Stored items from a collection

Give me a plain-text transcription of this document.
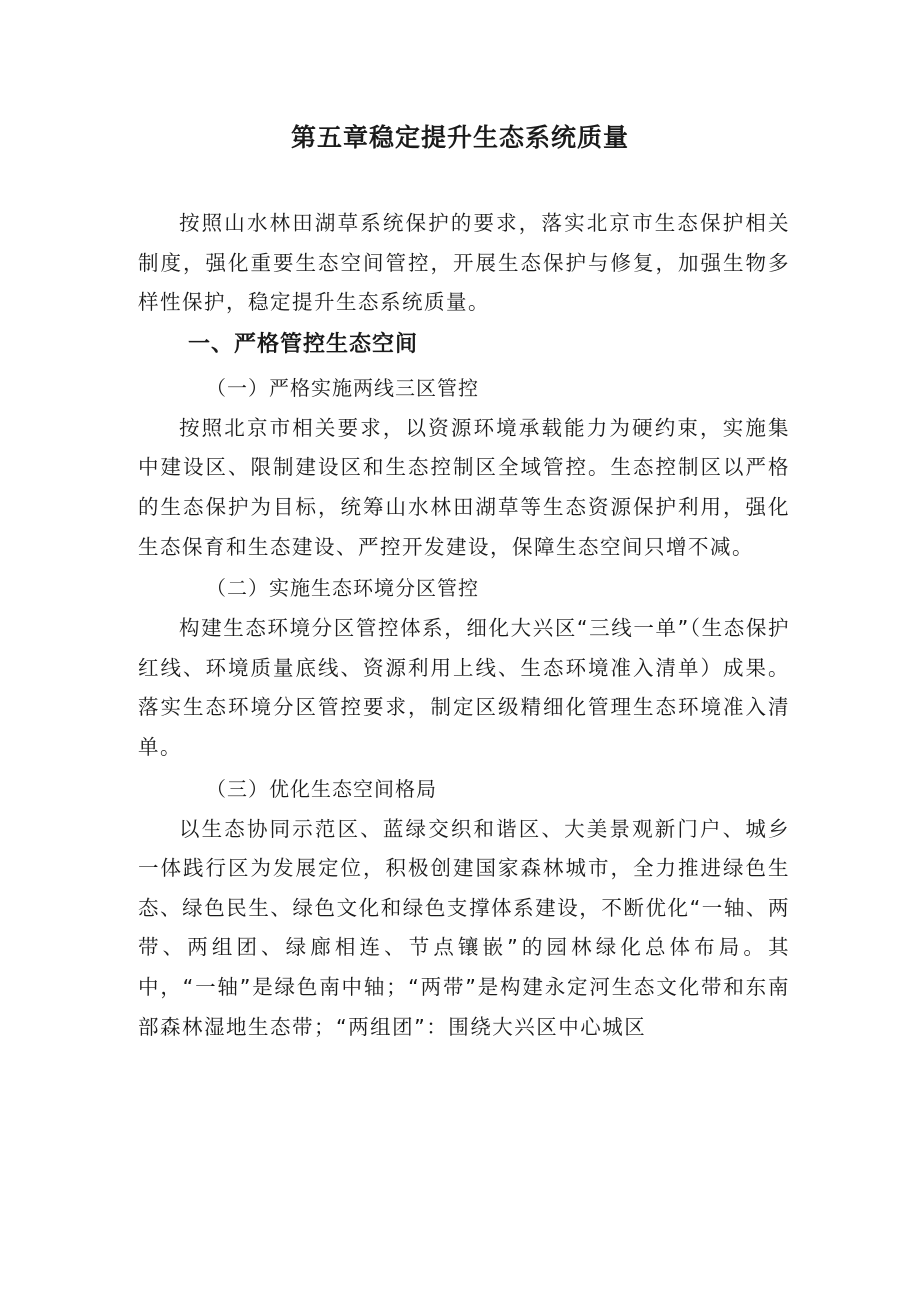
第五章稳定提升生态系统质量

按照山水林田湖草系统保护的要求，落实北京市生态保护相关制度，强化重要生态空间管控，开展生态保护与修复，加强生物多样性保护，稳定提升生态系统质量。

一、严格管控生态空间

（一）严格实施两线三区管控

按照北京市相关要求，以资源环境承载能力为硬约束，实施集中建设区、限制建设区和生态控制区全域管控。生态控制区以严格的生态保护为目标，统筹山水林田湖草等生态资源保护利用，强化生态保育和生态建设、严控开发建设，保障生态空间只增不减。

（二）实施生态环境分区管控

构建生态环境分区管控体系，细化大兴区“三线一单”（生态保护红线、环境质量底线、资源利用上线、生态环境准入清单）成果。落实生态环境分区管控要求，制定区级精细化管理生态环境准入清单。

（三）优化生态空间格局

以生态协同示范区、蓝绿交织和谐区、大美景观新门户、城乡一体践行区为发展定位，积极创建国家森林城市，全力推进绿色生态、绿色民生、绿色文化和绿色支撑体系建设，不断优化“一轴、两带、两组团、绿廊相连、节点镶嵌”的园林绿化总体布局。其中，“一轴”是绿色南中轴；“两带”是构建永定河生态文化带和东南部森林湿地生态带；“两组团”：围绕大兴区中心城区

DESCRIPTION OF THE TASK:
Transcribe every entry word for word, but skip the pictures.

WRITTEN SOLUTION:
Give me a plain-text transcription of this document.
第五章稳定提升生态系统质量

按照山水林田湖草系统保护的要求，落实北京市生态保护相关制度，强化重要生态空间管控，开展生态保护与修复，加强生物多样性保护，稳定提升生态系统质量。

一、严格管控生态空间

（一）严格实施两线三区管控

按照北京市相关要求，以资源环境承载能力为硬约束，实施集中建设区、限制建设区和生态控制区全域管控。生态控制区以严格的生态保护为目标，统筹山水林田湖草等生态资源保护利用，强化生态保育和生态建设、严控开发建设，保障生态空间只增不减。

（二）实施生态环境分区管控

构建生态环境分区管控体系，细化大兴区“三线一单”（生态保护红线、环境质量底线、资源利用上线、生态环境准入清单）成果。落实生态环境分区管控要求，制定区级精细化管理生态环境准入清单。

（三）优化生态空间格局

以生态协同示范区、蓝绿交织和谐区、大美景观新门户、城乡一体践行区为发展定位，积极创建国家森林城市，全力推进绿色生态、绿色民生、绿色文化和绿色支撑体系建设，不断优化“一轴、两带、两组团、绿廊相连、节点镶嵌”的园林绿化总体布局。其中，“一轴”是绿色南中轴；“两带”是构建永定河生态文化带和东南部森林湿地生态带；“两组团”：围绕大兴区中心城区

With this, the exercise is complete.